● DATA LINES:
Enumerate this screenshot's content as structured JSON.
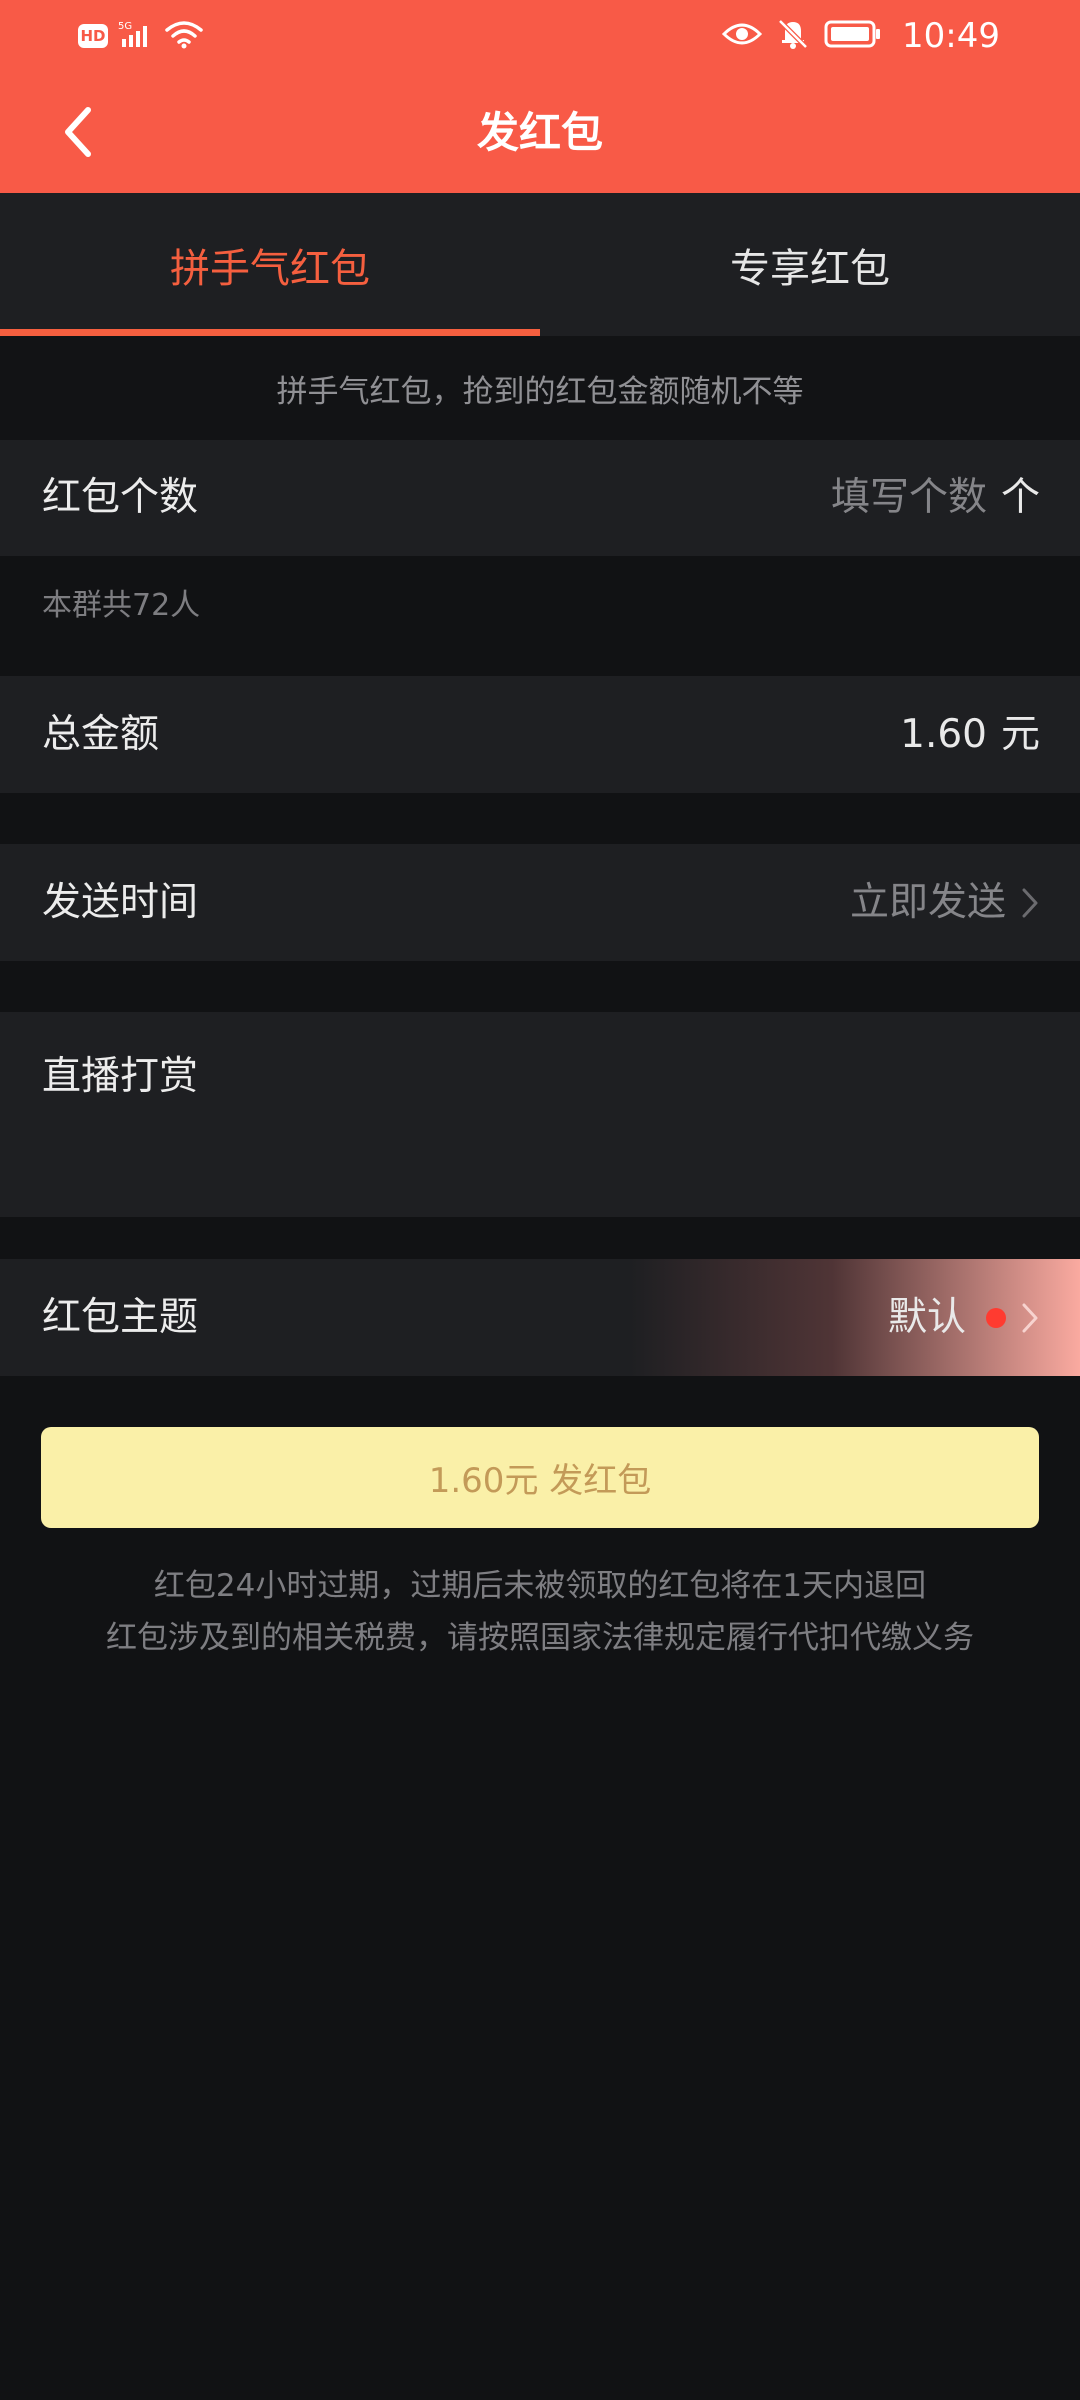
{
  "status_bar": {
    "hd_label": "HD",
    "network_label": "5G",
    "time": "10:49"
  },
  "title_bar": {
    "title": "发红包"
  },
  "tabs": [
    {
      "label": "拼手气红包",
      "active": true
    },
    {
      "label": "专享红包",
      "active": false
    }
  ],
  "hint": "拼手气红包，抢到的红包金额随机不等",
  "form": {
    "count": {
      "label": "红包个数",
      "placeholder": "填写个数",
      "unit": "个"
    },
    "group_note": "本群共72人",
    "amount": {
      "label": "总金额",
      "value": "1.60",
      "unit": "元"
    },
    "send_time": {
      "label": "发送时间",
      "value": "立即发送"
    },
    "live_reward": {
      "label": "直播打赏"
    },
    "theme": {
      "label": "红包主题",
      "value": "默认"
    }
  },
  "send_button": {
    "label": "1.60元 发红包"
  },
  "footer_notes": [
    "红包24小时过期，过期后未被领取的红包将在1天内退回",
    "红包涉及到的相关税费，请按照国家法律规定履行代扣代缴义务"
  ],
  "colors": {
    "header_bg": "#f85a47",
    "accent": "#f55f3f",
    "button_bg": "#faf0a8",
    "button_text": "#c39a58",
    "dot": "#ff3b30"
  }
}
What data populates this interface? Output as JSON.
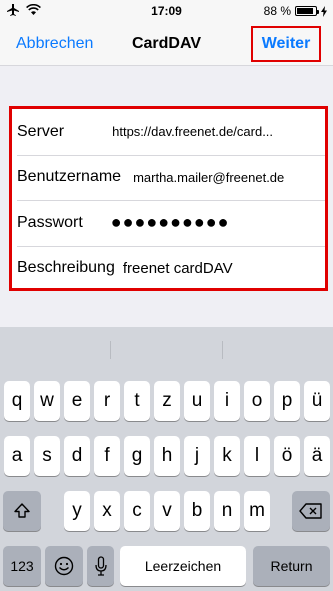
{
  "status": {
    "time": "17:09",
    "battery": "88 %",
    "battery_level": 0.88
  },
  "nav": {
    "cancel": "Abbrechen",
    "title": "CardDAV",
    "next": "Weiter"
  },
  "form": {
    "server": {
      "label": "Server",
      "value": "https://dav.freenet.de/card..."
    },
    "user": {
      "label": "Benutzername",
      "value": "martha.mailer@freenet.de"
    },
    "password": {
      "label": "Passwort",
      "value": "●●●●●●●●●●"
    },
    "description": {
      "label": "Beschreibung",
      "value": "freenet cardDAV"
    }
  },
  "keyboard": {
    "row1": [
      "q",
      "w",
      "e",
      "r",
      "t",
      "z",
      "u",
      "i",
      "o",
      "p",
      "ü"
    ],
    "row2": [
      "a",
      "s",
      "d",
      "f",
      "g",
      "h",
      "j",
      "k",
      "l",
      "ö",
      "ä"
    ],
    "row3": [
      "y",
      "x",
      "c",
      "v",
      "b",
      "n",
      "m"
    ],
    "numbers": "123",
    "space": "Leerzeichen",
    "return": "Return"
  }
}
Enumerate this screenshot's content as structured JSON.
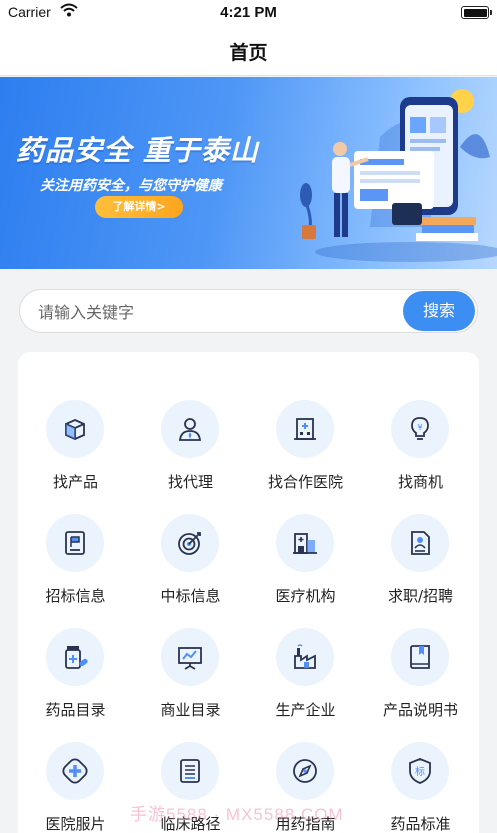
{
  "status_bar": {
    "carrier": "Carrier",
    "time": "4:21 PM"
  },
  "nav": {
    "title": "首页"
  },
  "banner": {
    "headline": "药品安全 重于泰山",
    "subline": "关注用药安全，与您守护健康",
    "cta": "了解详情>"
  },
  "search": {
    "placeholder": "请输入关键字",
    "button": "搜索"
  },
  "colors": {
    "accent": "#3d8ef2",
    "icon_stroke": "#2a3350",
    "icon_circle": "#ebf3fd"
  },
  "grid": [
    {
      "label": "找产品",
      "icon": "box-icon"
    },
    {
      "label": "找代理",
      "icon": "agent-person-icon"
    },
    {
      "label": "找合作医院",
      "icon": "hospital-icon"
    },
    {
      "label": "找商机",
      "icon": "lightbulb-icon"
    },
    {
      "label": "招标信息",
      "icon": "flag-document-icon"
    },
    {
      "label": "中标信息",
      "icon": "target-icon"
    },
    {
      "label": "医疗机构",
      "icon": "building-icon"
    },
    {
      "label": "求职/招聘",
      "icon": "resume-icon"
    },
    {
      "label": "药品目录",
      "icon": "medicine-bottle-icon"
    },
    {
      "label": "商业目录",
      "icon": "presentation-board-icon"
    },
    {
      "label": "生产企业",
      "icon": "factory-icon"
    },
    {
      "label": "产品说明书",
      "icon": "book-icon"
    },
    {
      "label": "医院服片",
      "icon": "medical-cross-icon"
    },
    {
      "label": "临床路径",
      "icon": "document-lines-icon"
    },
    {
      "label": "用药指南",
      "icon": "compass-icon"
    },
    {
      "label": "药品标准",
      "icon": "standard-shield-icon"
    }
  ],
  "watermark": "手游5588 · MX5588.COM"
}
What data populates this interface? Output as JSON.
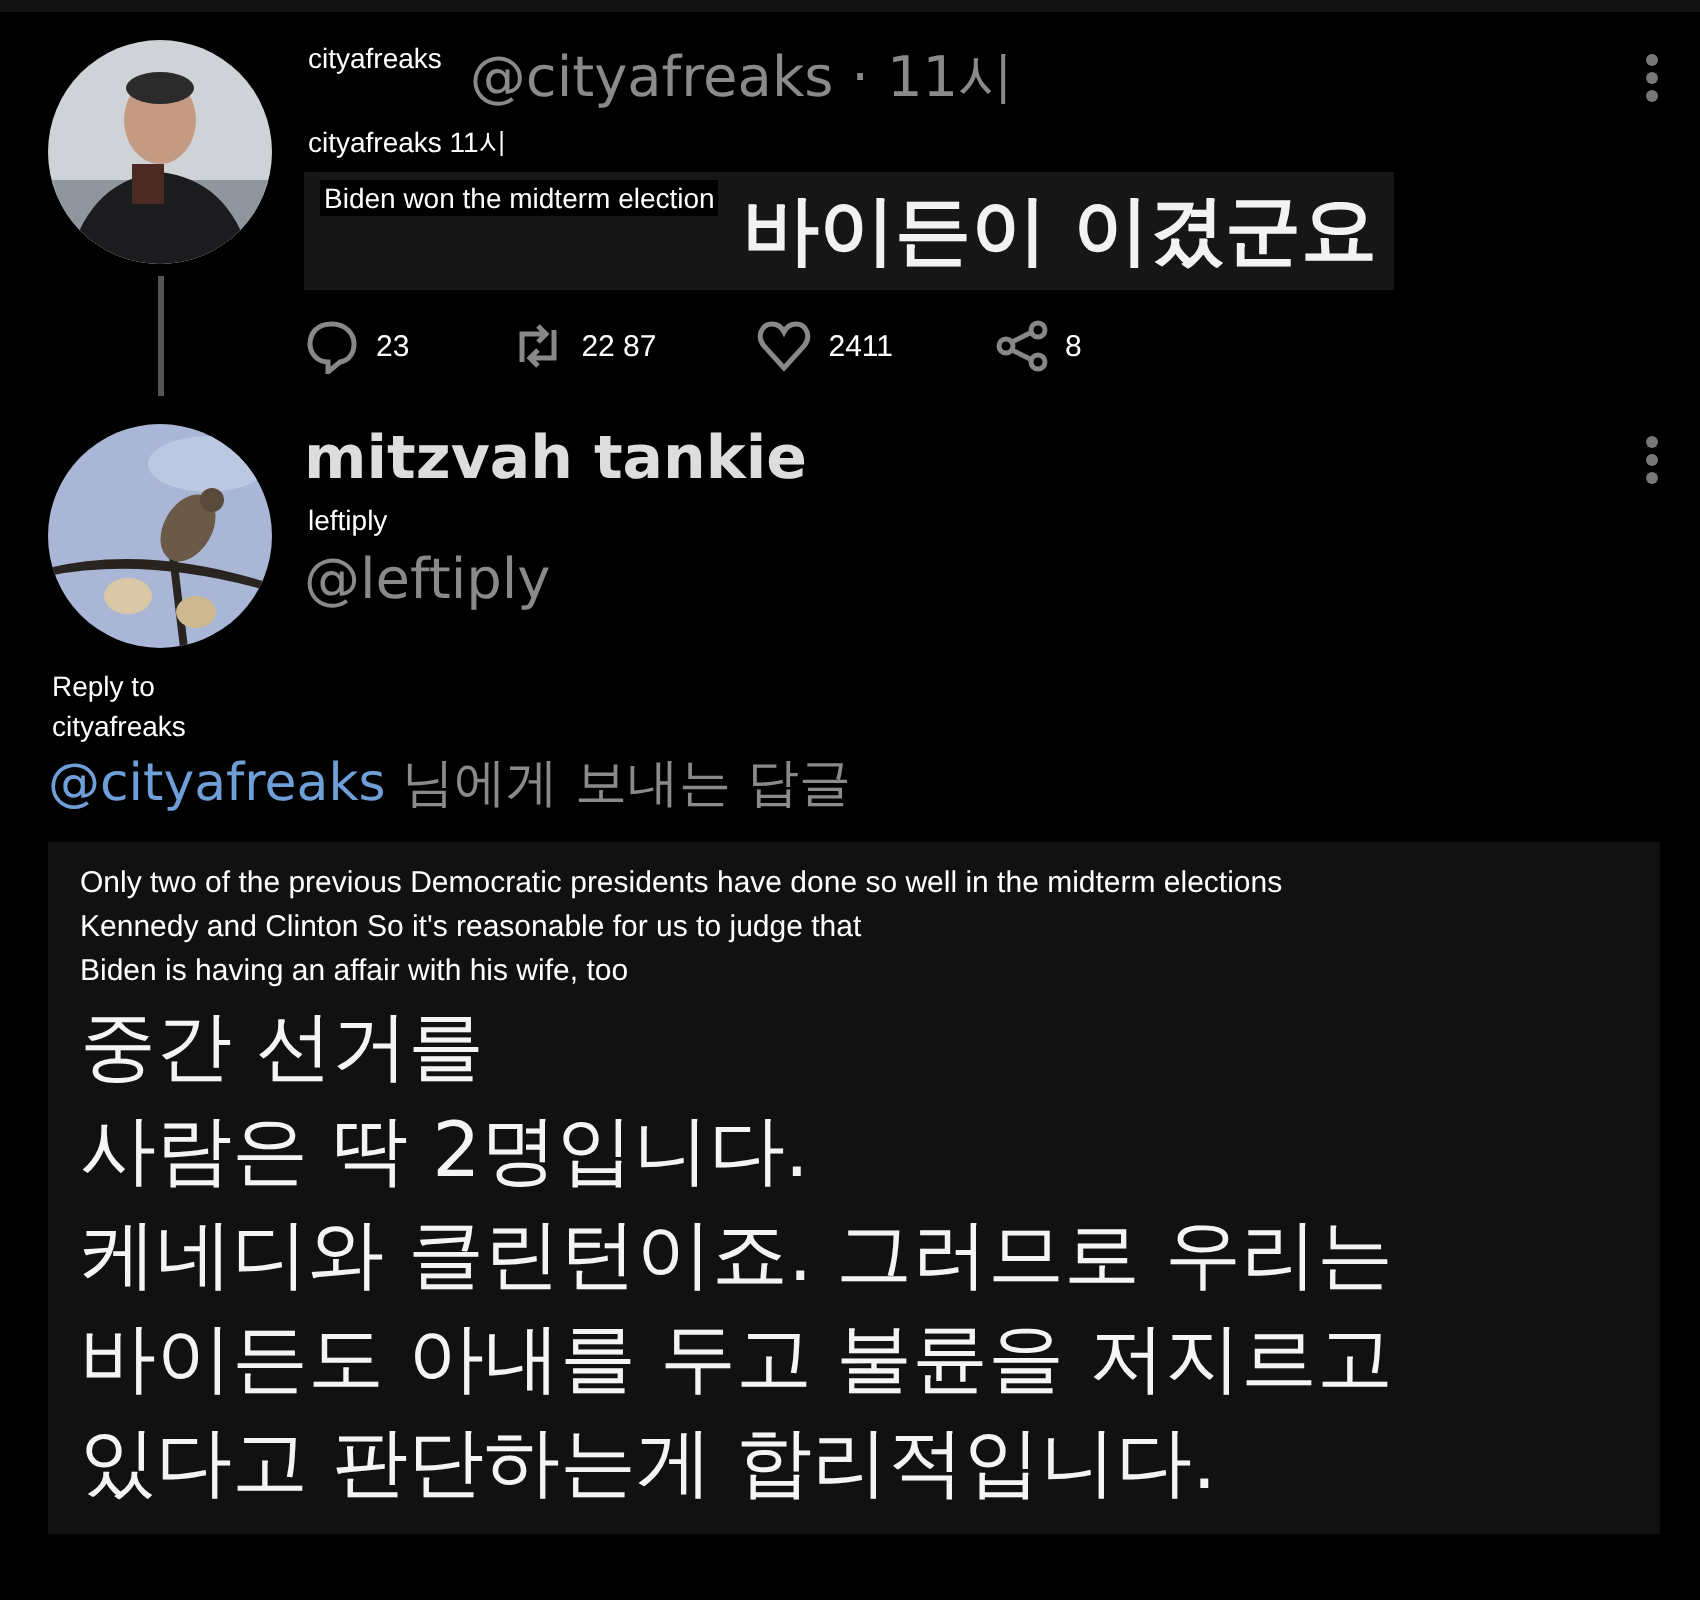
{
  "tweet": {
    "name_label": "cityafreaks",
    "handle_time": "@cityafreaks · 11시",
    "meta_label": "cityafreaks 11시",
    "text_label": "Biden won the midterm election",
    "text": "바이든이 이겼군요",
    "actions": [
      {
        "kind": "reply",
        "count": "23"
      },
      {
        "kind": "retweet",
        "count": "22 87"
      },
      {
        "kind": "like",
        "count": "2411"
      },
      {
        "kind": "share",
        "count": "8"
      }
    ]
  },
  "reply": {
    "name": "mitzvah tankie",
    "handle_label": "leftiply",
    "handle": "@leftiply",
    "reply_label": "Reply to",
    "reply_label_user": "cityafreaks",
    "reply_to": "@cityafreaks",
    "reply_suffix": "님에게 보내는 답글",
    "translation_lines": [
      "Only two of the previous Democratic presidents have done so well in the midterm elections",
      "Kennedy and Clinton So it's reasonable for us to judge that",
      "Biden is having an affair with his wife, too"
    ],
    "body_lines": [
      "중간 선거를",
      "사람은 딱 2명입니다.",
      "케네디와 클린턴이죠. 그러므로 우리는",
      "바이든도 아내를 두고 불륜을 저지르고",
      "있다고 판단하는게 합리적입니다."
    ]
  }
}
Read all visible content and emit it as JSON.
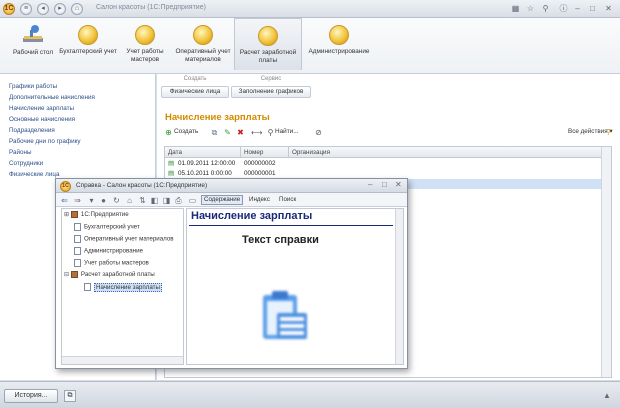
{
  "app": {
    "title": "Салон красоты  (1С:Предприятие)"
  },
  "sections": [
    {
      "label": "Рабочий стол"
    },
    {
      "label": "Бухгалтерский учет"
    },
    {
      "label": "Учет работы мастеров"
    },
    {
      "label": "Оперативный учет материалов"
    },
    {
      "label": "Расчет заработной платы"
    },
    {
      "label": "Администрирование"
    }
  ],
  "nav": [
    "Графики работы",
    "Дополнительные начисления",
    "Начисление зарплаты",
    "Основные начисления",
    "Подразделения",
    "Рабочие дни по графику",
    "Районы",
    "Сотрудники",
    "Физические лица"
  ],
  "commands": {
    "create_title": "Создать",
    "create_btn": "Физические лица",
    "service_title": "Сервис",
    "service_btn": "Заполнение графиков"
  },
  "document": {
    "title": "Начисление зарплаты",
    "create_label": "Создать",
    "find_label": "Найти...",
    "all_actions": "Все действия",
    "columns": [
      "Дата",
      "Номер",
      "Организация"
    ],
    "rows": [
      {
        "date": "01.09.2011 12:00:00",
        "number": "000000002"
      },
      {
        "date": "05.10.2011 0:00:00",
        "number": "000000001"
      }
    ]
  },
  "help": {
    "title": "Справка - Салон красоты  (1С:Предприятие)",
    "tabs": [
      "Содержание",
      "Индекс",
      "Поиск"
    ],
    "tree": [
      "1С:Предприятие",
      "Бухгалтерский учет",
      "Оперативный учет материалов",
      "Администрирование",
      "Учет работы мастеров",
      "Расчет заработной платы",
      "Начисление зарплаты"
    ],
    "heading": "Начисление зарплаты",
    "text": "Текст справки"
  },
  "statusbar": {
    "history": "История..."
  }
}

● SHORT TASK:
Show every line in the entries where the string "Предприятие" occurs.

● THE REPLY:
    "title": "Салон красоты  (1С:Предприятие)"
    "title": "Справка - Салон красоты  (1С:Предприятие)",
      "1С:Предприятие",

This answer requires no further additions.